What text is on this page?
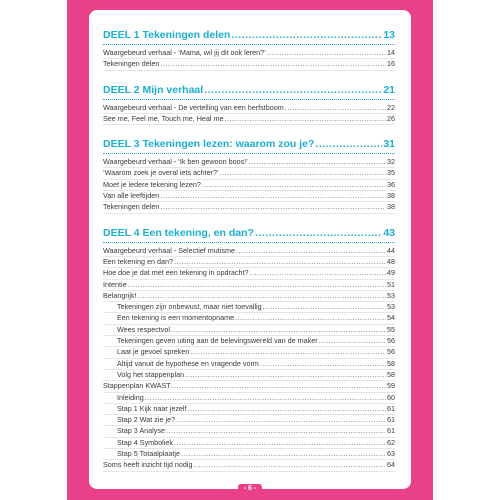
DEEL 1 Tekeningen delen .....	13
Waargebeurd verhaal - ‘Mama, wil jij dit ook leren?’ .....	14
Tekeningen delen .....	16
DEEL 2 Mijn verhaal .....	21
Waargebeurd verhaal - De vertelling van een herfstboom .....	22
See me, Feel me, Touch me, Heal me .....	26
DEEL 3 Tekeningen lezen: waarom zou je? .....	31
Waargebeurd verhaal - ‘Ik ben gewoon boos!’ .....	32
‘Waarom zoek je overal iets achter?’ .....	35
Moet je iedere tekening lezen? .....	36
Van alle leeftijden .....	38
Tekeningen delen .....	38
DEEL 4 Een tekening, en dan? .....	43
Waargebeurd verhaal - Selectief mutisme .....	44
Een tekening en dan? .....	48
Hoe doe je dat met een tekening in opdracht? .....	49
Intentie .....	51
Belangrijk! .....	53
Tekeningen zijn onbewust, maar niet toevallig .....	53
Een tekening is een momentopname .....	54
Wees respectvol .....	55
Tekeningen geven uiting aan de belevingswereld van de maker .....	56
Laat je gevoel spreken .....	56
Altijd vanuit de hypothese en vragende vorm .....	58
Volg het stappenplan .....	58
Stappenplan KWAST .....	59
Inleiding .....	60
Stap 1 Kijk naar jezelf .....	61
Stap 2 Wat zie je? .....	61
Stap 3 Analyse .....	61
Stap 4 Symboliek .....	62
Stap 5 Totaalplaatje .....	63
Soms heeft inzicht tijd nodig .....	64
- 6 -
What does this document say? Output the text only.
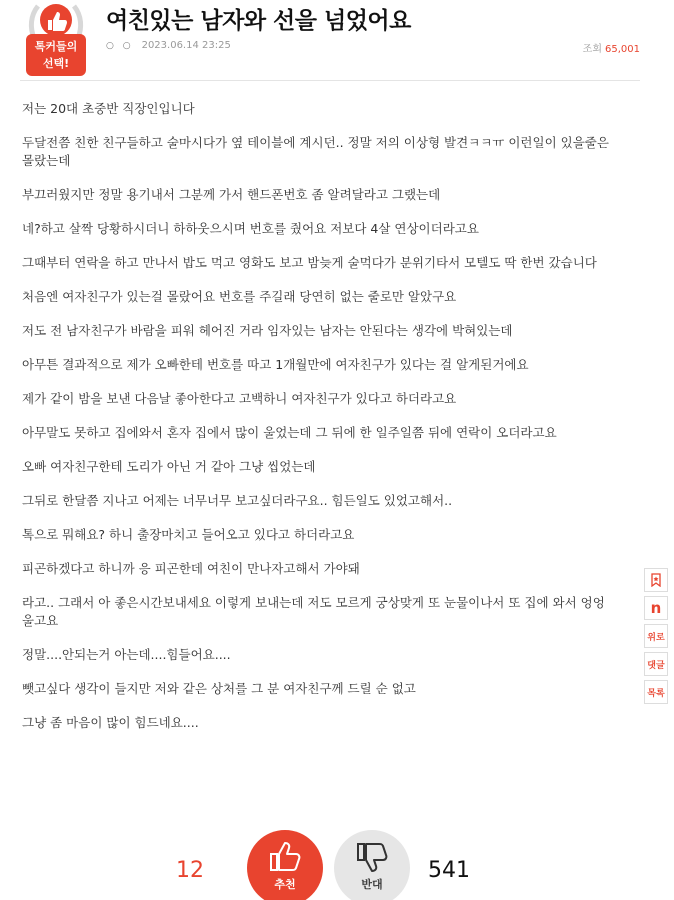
톡커들의
선택!
여친있는 남자와 선을 넘었어요
○ ○ 2023.06.14 23:25	조회 65,001

저는 20대 초중반 직장인입니다

두달전쯤 친한 친구들하고 술마시다가 옆 테이블에 계시던.. 정말 저의 이상형 발견ㅋㅋㅠ 이런일이 있을줄은 몰랐는데

부끄러웠지만 정말 용기내서 그분께 가서 핸드폰번호 좀 알려달라고 그랬는데

네?하고 살짝 당황하시더니 하하웃으시며 번호를 줬어요 저보다 4살 연상이더라고요

그때부터 연락을 하고 만나서 밥도 먹고 영화도 보고 밤늦게 술먹다가 분위기타서 모텔도 딱 한번 갔습니다

처음엔 여자친구가 있는걸 몰랐어요 번호를 주길래 당연히 없는 줄로만 알았구요

저도 전 남자친구가 바람을 피워 헤어진 거라 임자있는 남자는 안된다는 생각에 박혀있는데

아무튼 결과적으로 제가 오빠한테 번호를 따고 1개월만에 여자친구가 있다는 걸 알게된거에요

제가 같이 밤을 보낸 다음날 좋아한다고 고백하니 여자친구가 있다고 하더라고요

아무말도 못하고 집에와서 혼자 집에서 많이 울었는데 그 뒤에 한 일주일쯤 뒤에 연락이 오더라고요

오빠 여자친구한테 도리가 아닌 거 같아 그냥 씹었는데

그뒤로 한달쯤 지나고 어제는 너무너무 보고싶더라구요.. 힘든일도 있었고해서..

톡으로 뭐해요? 하니 출장마치고 들어오고 있다고 하더라고요

피곤하겠다고 하니까 응 피곤한데 여친이 만나자고해서 가야돼

라고.. 그래서 아 좋은시간보내세요 이렇게 보내는데 저도 모르게 궁상맞게 또 눈물이나서 또 집에 와서 엉엉 울고요

정말....안되는거 아는데....힘들어요....

뺏고싶다 생각이 들지만 저와 같은 상처를 그 분 여자친구께 드릴 순 없고

그냥 좀 마음이 많이 힘드네요....

n
위로
댓글
목록
12
추천	반대
541
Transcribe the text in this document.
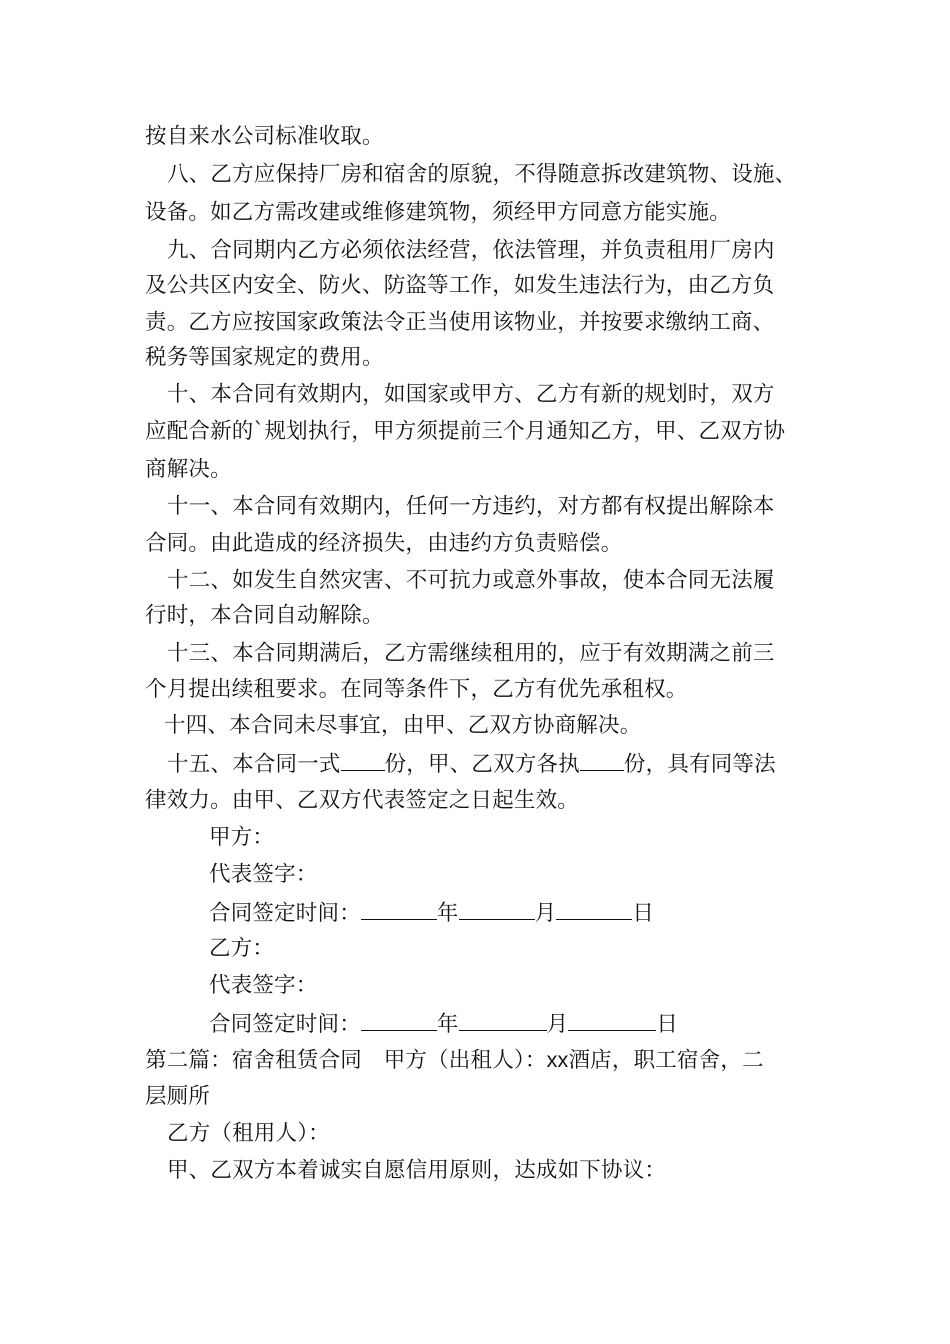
按自来水公司标准收取。
八、乙方应保持厂房和宿舍的原貌，不得随意拆改建筑物、设施、
设备。如乙方需改建或维修建筑物，须经甲方同意方能实施。
九、合同期内乙方必须依法经营，依法管理，并负责租用厂房内
及公共区内安全、防火、防盗等工作，如发生违法行为，由乙方负
责。乙方应按国家政策法令正当使用该物业，并按要求缴纳工商、
税务等国家规定的费用。
十、本合同有效期内，如国家或甲方、乙方有新的规划时，双方
应配合新的`规划执行，甲方须提前三个月通知乙方，甲、乙双方协
商解决。
十一、本合同有效期内，任何一方违约，对方都有权提出解除本
合同。由此造成的经济损失，由违约方负责赔偿。
十二、如发生自然灾害、不可抗力或意外事故，使本合同无法履
行时，本合同自动解除。
十三、本合同期满后，乙方需继续租用的，应于有效期满之前三
个月提出续租要求。在同等条件下，乙方有优先承租权。
十四、本合同未尽事宜，由甲、乙双方协商解决。
十五、本合同一式 份，甲、乙双方各执 份，具有同等法
律效力。由甲、乙双方代表签定之日起生效。
甲方：
代表签字：
合同签定时间：	年	月	日
乙方：
代表签字：
合同签定时间：	年	月	日
第二篇：宿舍租赁合同　甲方（出租人）：xx酒店，职工宿舍，二
层厕所
乙方（租用人）：
甲、乙双方本着诚实自愿信用原则，达成如下协议：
___
» **EXERCISE**
Omit pictures; set down the rest of the material word for word.

» **COMPLETE RESPONSE**
What text is on this page?
DEEL 1 Tekeningen delen .....	13
Waargebeurd verhaal - ‘Mama, wil jij dit ook leren?’ .....	14
Tekeningen delen .....	16
DEEL 2 Mijn verhaal .....	21
Waargebeurd verhaal - De vertelling van een herfstboom .....	22
See me, Feel me, Touch me, Heal me .....	26
DEEL 3 Tekeningen lezen: waarom zou je? .....	31
Waargebeurd verhaal - ‘Ik ben gewoon boos!’ .....	32
‘Waarom zoek je overal iets achter?’ .....	35
Moet je iedere tekening lezen? .....	36
Van alle leeftijden .....	38
Tekeningen delen .....	38
DEEL 4 Een tekening, en dan? .....	43
Waargebeurd verhaal - Selectief mutisme .....	44
Een tekening en dan? .....	48
Hoe doe je dat met een tekening in opdracht? .....	49
Intentie .....	51
Belangrijk! .....	53
Tekeningen zijn onbewust, maar niet toevallig .....	53
Een tekening is een momentopname .....	54
Wees respectvol .....	55
Tekeningen geven uiting aan de belevingswereld van de maker .....	56
Laat je gevoel spreken .....	56
Altijd vanuit de hypothese en vragende vorm .....	58
Volg het stappenplan .....	58
Stappenplan KWAST .....	59
Inleiding .....	60
Stap 1 Kijk naar jezelf .....	61
Stap 2 Wat zie je? .....	61
Stap 3 Analyse .....	61
Stap 4 Symboliek .....	62
Stap 5 Totaalplaatje .....	63
Soms heeft inzicht tijd nodig .....	64
- 6 -
What does this document say? Output the text only.
톡커들의
선택!
여친있는 남자와 선을 넘었어요
○ ○ 2023.06.14 23:25	조회 65,001

저는 20대 초중반 직장인입니다

두달전쯤 친한 친구들하고 술마시다가 옆 테이블에 계시던.. 정말 저의 이상형 발견ㅋㅋㅠ 이런일이 있을줄은 몰랐는데

부끄러웠지만 정말 용기내서 그분께 가서 핸드폰번호 좀 알려달라고 그랬는데

네?하고 살짝 당황하시더니 하하웃으시며 번호를 줬어요 저보다 4살 연상이더라고요

그때부터 연락을 하고 만나서 밥도 먹고 영화도 보고 밤늦게 술먹다가 분위기타서 모텔도 딱 한번 갔습니다

처음엔 여자친구가 있는걸 몰랐어요 번호를 주길래 당연히 없는 줄로만 알았구요

저도 전 남자친구가 바람을 피워 헤어진 거라 임자있는 남자는 안된다는 생각에 박혀있는데

아무튼 결과적으로 제가 오빠한테 번호를 따고 1개월만에 여자친구가 있다는 걸 알게된거에요

제가 같이 밤을 보낸 다음날 좋아한다고 고백하니 여자친구가 있다고 하더라고요

아무말도 못하고 집에와서 혼자 집에서 많이 울었는데 그 뒤에 한 일주일쯤 뒤에 연락이 오더라고요

오빠 여자친구한테 도리가 아닌 거 같아 그냥 씹었는데

그뒤로 한달쯤 지나고 어제는 너무너무 보고싶더라구요.. 힘든일도 있었고해서..

톡으로 뭐해요? 하니 출장마치고 들어오고 있다고 하더라고요

피곤하겠다고 하니까 응 피곤한데 여친이 만나자고해서 가야돼

라고.. 그래서 아 좋은시간보내세요 이렇게 보내는데 저도 모르게 궁상맞게 또 눈물이나서 또 집에 와서 엉엉 울고요

정말....안되는거 아는데....힘들어요....

뺏고싶다 생각이 들지만 저와 같은 상처를 그 분 여자친구께 드릴 순 없고

그냥 좀 마음이 많이 힘드네요....

n
위로
댓글
목록
12
추천	반대
541
Transcribe the text in this document.
按自来水公司标准收取。
八、乙方应保持厂房和宿舍的原貌，不得随意拆改建筑物、设施、
设备。如乙方需改建或维修建筑物，须经甲方同意方能实施。
九、合同期内乙方必须依法经营，依法管理，并负责租用厂房内
及公共区内安全、防火、防盗等工作，如发生违法行为，由乙方负
责。乙方应按国家政策法令正当使用该物业，并按要求缴纳工商、
税务等国家规定的费用。
十、本合同有效期内，如国家或甲方、乙方有新的规划时，双方
应配合新的`规划执行，甲方须提前三个月通知乙方，甲、乙双方协
商解决。
十一、本合同有效期内，任何一方违约，对方都有权提出解除本
合同。由此造成的经济损失，由违约方负责赔偿。
十二、如发生自然灾害、不可抗力或意外事故，使本合同无法履
行时，本合同自动解除。
十三、本合同期满后，乙方需继续租用的，应于有效期满之前三
个月提出续租要求。在同等条件下，乙方有优先承租权。
十四、本合同未尽事宜，由甲、乙双方协商解决。
十五、本合同一式 份，甲、乙双方各执 份，具有同等法
律效力。由甲、乙双方代表签定之日起生效。
甲方：
代表签字：
合同签定时间：	年	月	日
乙方：
代表签字：
合同签定时间：	年	月	日
第二篇：宿舍租赁合同　甲方（出租人）：xx酒店，职工宿舍，二
层厕所
乙方（租用人）：
甲、乙双方本着诚实自愿信用原则，达成如下协议：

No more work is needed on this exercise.